>> START Material for this exercise
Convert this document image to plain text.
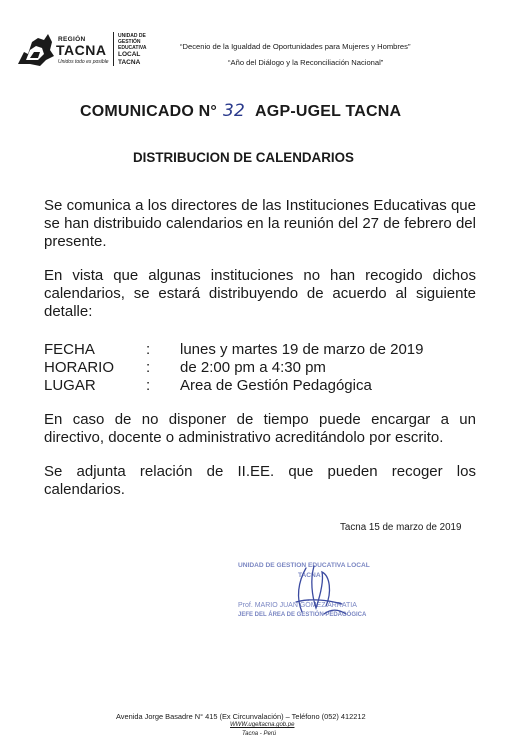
REGIÓN
TACNA
Unidos todo es posible
UNIDAD DE
GESTIÓN
EDUCATIVA
LOCAL TACNA
“Decenio de la Igualdad de Oportunidades para Mujeres y Hombres”
“Año del Diálogo y la Reconciliación Nacional”
COMUNICADO N° 32 AGP-UGEL TACNA
DISTRIBUCION DE CALENDARIOS
Se comunica a los directores de las Instituciones Educativas que se han distribuido calendarios en la reunión del 27 de febrero del presente.
En vista que algunas instituciones no han recogido dichos calendarios, se estará distribuyendo de acuerdo al siguiente detalle:
FECHA	: lunes y martes 19 de marzo de 2019
HORARIO : de 2:00 pm a 4:30 pm
LUGAR	: Area de Gestión Pedagógica
En caso de no disponer de tiempo puede encargar a un directivo, docente o administrativo acreditándolo por escrito.
Se adjunta relación de II.EE. que pueden recoger los calendarios.
Tacna 15 de marzo de 2019
UNIDAD DE GESTION EDUCATIVA LOCAL
TACNA
Prof. MARIO JUAN GÓMEZ ARRATIA
JEFE DEL ÁREA DE GESTIÓN PEDAGÓGICA
Avenida Jorge Basadre N° 415 (Ex Circunvalación) – Teléfono (052) 412212
WWW.ugeltacna.gob.pe
Tacna - Perú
>> END Material for this exercise
* [Written exercise]:
List every line above that holds the word "LOCAL".

* [Answer to the task]:
LOCAL TACNA
UNIDAD DE GESTION EDUCATIVA LOCAL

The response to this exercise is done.